══ PAGE TEXT
High-Speed IPC in Rust: A Ping Pong Analysis

BY Mark Howell 19 June 20249 MINS READ
article cover

Today in Edworking News we wanted to explore different ways of communicating between different processes executing on the same machine, and doing so as fast as possible. We're focusing on high-speed inter-process communication (IPC), but some of these approaches can be extended across a network. We'll do this exploration in Rust. A reminder that since these are independent processes, most approaches you'd take within-process are unavailable to us. Rather than communicating between threads, or between asynchronous routines, these are techniques to share data between different programs. They might not even both be written in Rust. The code will mostly be snippets, but the full source is available here, with benchmark results at the end.

The Problem

We want to send a message ("ping") from one process to another, and when it's received, reply with an acknowledgment ("pong"). This cycle gives us an opportunity to time how long it takes to round trip between two processes. Timing is complicated, and there is a note on it below, but we'll run lots of cycles and calculate the average time from there. We'll set up all the experiments as similarly as possible, with a producer process sending a ping and a consumer process replying with a pong.
Performance profiling can lead one down a deep rabbit hole, but hopefully, this experiment is simple enough that we'll be able to largely isolate the effect of the communication. Though I don't doubt keen-eyed readers will highlight optimizations missed or operations outside the communication that are not as computationally-free as I've assumed.
Note that we're focusing on low-latency here, not high-throughput. Within High-Performance Computing, they are related but are focused on different goals. As an example to illustrate the difference, imagine a piece of software that performs linear algebra tasks by outsourcing those computations to the GPU. For some problem sets (like training Neural Networks), the time taken to complete the training will be significantly faster on the GPU - the calculations performed per second (or throughput) will be much higher. However, there is a cost to marshalling and shipping the data onto the GPU in the first place, and it will never be quicker to multiply two small matrices together like that.
════
SHORT TASK 1 »
Using the article on high-speed IPC in Rust, answer these:
(a) What does the consumer process send back after receiving a ping?
(b) Is the article's focus low latency or high throughput?
(c) What kind of tasks does the example software outsource to the GPU?
SHORT TASK 2 »
Translate this sentence from the article on high-speed IPC in Rust into Spanish: "Note that we're focusing on low-latency here, not high-throughput."
SHORT TASK 3 »
Carry the article on high-speed IPC in Rust forward from its final sentence.
The data is not needed here.
══ MATERIAL SHOWN
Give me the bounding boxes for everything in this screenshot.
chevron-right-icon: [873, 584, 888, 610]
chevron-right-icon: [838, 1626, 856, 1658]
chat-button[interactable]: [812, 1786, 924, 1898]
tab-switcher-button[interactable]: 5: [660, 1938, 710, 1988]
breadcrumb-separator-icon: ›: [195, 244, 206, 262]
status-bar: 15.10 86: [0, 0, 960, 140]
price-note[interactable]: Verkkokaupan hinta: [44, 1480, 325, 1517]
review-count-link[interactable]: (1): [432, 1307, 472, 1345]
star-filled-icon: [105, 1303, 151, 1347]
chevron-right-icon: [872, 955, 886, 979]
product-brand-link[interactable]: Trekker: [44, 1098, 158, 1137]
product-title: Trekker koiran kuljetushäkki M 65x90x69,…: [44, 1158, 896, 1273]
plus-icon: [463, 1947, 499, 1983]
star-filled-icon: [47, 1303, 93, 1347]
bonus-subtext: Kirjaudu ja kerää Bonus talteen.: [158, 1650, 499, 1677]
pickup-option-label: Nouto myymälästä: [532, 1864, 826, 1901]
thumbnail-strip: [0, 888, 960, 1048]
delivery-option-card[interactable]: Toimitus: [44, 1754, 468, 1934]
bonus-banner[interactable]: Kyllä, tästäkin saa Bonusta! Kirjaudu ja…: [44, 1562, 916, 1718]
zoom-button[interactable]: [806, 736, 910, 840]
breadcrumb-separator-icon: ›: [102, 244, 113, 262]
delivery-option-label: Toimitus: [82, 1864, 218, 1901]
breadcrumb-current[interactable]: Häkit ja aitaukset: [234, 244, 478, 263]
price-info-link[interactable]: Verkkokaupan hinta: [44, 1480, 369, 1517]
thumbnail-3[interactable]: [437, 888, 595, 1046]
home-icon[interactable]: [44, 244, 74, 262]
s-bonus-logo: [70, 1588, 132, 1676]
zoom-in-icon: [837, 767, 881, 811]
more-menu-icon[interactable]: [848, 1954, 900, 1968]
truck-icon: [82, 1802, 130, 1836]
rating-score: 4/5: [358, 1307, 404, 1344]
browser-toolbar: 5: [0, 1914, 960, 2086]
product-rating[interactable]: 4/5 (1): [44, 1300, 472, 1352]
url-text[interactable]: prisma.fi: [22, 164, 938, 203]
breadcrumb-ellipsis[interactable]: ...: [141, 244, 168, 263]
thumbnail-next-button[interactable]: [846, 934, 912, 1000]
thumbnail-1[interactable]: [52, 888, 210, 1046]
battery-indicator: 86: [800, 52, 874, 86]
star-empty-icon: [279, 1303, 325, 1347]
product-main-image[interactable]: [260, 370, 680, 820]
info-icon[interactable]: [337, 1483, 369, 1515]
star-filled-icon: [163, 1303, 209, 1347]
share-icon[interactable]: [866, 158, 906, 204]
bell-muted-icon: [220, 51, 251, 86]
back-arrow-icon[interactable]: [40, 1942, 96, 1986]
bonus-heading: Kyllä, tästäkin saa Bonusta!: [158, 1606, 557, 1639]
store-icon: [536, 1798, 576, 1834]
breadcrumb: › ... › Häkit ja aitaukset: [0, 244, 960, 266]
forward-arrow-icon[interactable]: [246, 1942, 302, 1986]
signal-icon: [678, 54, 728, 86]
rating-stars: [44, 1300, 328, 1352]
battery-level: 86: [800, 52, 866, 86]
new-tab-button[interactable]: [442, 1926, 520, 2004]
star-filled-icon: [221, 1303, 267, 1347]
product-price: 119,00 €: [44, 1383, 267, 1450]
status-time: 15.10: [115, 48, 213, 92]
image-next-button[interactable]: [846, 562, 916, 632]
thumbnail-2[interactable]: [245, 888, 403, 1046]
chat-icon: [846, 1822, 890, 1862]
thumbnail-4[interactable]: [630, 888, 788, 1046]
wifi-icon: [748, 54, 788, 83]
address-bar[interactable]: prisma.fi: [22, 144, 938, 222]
════
RESULT 1 »
(a) An acknowledgment, "pong".
(b) Low latency.
(c) Linear algebra tasks.

RESULT 2 »
Tenga en cuenta que aquí nos centramos en la baja latencia, no en el alto rendimiento.

RESULT 3 »
A Note on Timing

We tend to assume that computers keep precise and synchronized clocks. And compared to humans, they largely do. However, when trying to measure very quick operations, there are limits to this. For starters, I'm working on a PC with a 4GHz processor. In order to measure something in single cycles, that means I need a clock capable of 0.25ns time resolution - or the time taken for light to travel roughly 10cm. Electrical signals move significantly slower than this, so for a clock outside the processor, even the time taken to sample the timer will dwarf the time taken to perform a few cycles of calculation. Consider the clock attached to the coin battery on your motherboard. This allows the system to be disconnected from the mains, plugged back in, and still know the current time. This is known as a Real Time Clock (RTC). These mostly run at 32.768 kHz (2^15 Hz), only giving them a theoretical resolution of 30 µs - or about a hundred thousand clock cycles. What's more, they are often configured to produce time at a resolution much lower than that - clearly that clock isn't going to cut it.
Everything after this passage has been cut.